◆ Set exercise:
Count how many lines hold the string "astas". Answer with that number and nothing more.
───── Data supplied
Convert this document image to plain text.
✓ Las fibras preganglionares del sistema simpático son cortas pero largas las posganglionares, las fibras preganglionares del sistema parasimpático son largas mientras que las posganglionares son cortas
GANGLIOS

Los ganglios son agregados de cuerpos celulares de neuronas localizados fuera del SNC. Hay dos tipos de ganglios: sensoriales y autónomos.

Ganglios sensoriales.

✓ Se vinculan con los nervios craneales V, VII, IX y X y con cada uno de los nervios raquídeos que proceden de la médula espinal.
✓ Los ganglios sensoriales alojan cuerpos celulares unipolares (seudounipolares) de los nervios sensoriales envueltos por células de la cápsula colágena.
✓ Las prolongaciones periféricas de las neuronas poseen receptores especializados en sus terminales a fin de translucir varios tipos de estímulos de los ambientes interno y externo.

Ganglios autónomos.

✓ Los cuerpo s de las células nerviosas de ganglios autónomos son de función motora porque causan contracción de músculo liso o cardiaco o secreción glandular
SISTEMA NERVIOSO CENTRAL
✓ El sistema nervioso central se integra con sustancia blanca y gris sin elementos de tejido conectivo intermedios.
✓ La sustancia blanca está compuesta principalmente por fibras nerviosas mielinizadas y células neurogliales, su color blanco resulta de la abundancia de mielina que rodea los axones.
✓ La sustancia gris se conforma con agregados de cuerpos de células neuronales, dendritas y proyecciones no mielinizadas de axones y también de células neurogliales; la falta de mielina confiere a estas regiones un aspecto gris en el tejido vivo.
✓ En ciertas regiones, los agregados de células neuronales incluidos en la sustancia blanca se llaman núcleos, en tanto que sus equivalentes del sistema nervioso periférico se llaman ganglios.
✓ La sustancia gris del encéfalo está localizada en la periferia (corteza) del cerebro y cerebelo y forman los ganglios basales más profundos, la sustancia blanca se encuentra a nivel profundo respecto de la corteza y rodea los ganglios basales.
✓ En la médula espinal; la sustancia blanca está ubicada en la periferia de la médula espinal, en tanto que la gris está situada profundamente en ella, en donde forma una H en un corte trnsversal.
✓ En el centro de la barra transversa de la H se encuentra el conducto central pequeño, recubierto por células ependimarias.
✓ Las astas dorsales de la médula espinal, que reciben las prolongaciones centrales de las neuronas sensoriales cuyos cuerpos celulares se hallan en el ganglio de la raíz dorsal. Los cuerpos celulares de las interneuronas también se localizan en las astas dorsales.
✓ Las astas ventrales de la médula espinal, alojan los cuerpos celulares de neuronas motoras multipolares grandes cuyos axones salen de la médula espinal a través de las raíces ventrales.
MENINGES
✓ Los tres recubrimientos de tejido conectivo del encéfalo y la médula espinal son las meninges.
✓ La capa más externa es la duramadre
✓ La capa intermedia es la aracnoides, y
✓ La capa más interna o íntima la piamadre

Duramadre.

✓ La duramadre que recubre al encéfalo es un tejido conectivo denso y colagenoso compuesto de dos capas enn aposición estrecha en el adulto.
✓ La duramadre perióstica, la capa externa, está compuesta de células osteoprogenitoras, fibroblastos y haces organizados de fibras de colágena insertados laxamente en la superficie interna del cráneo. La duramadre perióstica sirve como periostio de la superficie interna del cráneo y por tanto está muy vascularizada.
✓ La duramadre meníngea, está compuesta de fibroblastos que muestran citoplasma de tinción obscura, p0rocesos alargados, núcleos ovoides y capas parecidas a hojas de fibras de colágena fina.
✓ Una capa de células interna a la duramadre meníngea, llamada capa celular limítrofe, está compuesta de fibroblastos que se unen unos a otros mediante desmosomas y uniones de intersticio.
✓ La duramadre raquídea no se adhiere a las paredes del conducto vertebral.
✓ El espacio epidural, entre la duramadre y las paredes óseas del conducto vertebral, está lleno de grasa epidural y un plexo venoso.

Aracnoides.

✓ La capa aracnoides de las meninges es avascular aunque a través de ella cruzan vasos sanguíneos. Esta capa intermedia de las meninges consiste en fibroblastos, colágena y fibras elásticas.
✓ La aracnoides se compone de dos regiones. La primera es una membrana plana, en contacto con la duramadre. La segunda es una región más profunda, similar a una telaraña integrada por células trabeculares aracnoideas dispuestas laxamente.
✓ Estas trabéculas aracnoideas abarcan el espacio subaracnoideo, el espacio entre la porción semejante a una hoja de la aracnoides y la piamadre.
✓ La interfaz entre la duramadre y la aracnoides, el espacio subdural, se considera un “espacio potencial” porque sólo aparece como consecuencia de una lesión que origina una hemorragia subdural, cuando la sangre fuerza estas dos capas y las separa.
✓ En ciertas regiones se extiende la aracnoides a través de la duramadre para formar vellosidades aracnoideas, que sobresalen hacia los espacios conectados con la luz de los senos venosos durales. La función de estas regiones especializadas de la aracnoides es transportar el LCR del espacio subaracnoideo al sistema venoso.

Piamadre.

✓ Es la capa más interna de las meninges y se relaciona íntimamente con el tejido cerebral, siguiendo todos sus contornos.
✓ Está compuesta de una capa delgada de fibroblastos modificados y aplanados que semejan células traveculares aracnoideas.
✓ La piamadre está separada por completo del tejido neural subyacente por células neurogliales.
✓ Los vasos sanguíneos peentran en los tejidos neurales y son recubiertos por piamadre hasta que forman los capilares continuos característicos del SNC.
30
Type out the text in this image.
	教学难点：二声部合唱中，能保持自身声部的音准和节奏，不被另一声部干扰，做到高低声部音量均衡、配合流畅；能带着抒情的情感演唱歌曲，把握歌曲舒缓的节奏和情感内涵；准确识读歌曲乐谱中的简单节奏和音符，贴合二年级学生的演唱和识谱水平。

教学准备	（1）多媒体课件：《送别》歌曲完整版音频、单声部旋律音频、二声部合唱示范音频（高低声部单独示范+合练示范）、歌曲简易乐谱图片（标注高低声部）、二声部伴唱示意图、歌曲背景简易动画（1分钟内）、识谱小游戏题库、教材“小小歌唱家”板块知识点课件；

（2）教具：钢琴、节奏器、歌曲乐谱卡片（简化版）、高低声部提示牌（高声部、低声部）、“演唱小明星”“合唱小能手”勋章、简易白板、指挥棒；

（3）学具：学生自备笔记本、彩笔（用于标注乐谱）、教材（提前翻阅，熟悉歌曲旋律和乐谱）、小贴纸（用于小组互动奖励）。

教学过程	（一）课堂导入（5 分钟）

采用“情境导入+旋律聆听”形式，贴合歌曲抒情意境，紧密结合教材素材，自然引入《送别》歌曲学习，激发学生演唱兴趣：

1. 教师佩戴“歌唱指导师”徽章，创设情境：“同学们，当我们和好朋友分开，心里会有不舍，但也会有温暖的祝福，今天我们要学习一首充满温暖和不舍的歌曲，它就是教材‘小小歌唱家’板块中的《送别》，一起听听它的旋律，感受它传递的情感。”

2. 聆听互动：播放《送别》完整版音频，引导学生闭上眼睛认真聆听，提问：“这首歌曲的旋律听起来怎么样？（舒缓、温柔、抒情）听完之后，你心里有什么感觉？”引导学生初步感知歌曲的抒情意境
──────────
◆ Final result:
2